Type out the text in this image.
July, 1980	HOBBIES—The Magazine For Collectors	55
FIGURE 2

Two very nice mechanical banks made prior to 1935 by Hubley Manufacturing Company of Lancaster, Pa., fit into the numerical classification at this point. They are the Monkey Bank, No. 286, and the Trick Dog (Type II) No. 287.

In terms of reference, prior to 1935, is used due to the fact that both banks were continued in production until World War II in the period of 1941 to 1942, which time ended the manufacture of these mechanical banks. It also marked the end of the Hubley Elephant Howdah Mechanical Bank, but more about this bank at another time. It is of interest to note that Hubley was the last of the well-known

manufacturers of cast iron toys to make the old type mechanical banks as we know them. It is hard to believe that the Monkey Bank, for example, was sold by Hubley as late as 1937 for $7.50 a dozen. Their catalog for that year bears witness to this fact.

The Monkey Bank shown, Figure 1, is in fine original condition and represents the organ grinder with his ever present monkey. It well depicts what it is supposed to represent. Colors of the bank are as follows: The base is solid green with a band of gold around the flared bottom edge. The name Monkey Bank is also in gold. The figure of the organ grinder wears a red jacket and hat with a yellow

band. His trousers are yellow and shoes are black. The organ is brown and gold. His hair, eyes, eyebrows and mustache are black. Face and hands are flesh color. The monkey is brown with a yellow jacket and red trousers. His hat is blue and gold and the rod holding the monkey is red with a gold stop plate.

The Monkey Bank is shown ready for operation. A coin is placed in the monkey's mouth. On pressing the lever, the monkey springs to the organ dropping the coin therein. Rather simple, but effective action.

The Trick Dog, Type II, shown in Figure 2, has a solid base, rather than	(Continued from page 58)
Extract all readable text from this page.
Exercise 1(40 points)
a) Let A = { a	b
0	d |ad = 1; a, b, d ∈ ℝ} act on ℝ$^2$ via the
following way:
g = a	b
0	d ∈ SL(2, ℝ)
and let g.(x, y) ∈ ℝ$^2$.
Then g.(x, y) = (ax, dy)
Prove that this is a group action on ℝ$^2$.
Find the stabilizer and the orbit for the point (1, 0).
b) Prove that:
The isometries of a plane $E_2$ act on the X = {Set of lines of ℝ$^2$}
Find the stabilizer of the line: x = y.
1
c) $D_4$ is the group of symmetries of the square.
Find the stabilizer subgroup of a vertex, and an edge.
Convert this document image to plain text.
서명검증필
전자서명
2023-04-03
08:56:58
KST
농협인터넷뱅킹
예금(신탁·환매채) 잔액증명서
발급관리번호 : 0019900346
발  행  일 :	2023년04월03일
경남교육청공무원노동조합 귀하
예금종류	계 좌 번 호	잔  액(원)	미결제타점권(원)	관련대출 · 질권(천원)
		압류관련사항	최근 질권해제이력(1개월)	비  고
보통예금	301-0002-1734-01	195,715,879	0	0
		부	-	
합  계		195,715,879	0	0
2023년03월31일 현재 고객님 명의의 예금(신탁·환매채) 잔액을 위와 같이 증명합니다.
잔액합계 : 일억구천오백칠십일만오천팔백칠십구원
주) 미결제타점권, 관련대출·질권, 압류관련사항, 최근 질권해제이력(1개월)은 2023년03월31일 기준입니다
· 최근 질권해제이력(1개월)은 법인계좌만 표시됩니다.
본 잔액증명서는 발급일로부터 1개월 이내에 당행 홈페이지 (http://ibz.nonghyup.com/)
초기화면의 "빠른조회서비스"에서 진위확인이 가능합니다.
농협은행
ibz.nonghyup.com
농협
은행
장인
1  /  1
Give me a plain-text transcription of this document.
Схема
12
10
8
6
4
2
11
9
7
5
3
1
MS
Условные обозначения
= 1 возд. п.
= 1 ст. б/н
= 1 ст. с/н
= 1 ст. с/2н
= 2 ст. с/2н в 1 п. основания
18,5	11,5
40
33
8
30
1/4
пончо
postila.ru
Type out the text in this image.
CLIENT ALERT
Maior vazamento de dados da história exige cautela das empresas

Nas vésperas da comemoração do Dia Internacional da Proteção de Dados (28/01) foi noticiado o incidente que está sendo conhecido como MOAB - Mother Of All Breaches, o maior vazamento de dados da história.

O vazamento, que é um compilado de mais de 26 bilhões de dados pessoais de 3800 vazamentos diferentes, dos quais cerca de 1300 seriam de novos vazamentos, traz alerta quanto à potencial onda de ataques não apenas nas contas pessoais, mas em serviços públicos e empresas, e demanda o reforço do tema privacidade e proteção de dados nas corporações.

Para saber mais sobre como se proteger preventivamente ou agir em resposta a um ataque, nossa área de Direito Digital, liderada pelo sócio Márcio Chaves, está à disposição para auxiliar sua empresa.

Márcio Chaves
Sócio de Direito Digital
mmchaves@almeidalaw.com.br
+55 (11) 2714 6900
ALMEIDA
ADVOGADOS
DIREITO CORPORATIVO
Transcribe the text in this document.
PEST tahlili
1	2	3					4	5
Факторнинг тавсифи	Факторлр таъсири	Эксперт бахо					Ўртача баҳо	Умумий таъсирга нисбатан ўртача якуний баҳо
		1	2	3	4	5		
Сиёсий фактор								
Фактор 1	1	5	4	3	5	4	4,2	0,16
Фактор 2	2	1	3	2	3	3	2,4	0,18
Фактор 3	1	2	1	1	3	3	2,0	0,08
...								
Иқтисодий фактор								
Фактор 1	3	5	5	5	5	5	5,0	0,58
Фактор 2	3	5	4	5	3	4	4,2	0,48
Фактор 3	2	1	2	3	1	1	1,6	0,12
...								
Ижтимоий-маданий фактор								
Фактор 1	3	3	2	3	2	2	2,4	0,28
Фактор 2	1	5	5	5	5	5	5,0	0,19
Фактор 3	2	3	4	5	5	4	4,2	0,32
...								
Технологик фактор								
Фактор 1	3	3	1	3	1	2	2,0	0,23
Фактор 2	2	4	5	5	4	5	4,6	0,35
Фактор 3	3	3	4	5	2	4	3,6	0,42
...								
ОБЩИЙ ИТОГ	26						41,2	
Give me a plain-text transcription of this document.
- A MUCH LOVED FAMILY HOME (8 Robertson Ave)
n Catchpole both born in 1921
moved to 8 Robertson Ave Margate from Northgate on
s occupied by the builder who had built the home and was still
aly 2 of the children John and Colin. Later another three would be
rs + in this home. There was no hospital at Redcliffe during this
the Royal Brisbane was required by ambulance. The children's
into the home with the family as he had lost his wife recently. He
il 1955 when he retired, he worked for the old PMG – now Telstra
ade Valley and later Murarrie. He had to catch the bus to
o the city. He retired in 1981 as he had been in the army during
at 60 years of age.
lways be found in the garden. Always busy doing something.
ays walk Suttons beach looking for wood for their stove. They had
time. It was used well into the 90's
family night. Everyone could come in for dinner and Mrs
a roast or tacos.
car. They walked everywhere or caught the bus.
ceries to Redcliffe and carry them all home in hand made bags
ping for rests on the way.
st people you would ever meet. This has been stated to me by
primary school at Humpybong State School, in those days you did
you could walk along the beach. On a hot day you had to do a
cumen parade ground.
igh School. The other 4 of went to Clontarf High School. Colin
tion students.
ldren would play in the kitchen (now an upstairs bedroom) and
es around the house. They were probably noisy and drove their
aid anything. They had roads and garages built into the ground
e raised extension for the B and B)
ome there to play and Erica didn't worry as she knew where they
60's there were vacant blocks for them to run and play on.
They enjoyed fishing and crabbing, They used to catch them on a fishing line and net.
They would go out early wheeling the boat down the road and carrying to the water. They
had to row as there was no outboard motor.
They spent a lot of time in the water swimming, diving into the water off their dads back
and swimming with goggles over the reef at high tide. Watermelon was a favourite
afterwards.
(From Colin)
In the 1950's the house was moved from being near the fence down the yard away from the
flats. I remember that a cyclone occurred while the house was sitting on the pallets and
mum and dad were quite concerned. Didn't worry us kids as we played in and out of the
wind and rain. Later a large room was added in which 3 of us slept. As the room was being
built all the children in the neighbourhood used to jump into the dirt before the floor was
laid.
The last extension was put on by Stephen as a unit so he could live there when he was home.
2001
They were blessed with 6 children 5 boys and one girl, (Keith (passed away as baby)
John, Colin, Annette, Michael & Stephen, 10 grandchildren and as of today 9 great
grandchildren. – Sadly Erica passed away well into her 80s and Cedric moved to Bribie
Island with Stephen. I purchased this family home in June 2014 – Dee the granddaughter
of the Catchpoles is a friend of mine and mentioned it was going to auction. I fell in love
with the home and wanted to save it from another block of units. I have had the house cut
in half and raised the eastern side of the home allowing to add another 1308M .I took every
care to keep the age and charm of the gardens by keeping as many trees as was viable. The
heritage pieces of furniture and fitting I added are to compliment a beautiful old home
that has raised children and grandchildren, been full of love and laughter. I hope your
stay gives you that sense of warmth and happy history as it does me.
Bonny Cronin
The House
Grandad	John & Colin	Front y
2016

_WHAT TO WORK ON_
All lines holding the word "that" should be picked out and copied.

_EXERCISE OUTPUT_
In terms of reference, prior to 1935, is used due to the fact that both banks were continued in production until World War II in the period of 1941 to 1942, which time ended the manufacture of these mechanical banks. It also marked the end of the Hubley Elephant Howdah Mechanical Bank, but more about this bank at another time. It is of interest to note that Hubley was the last of the well-known
manufacturers of cast iron toys to make the old type mechanical banks as we know them. It is hard to believe that the Monkey Bank, for example, was sold by Hubley as late as 1937 for $7.50 a dozen. Their catalog for that year bears witness to this fact.
Prove that this is a group action on ℝ$^2$.
b) Prove that:
flats. I remember that a cyclone occurred while the house was sitting on the pallets and
that has raised children and grandchildren, been full of love and laughter. I hope your
stay gives you that sense of warmth and happy history as it does me.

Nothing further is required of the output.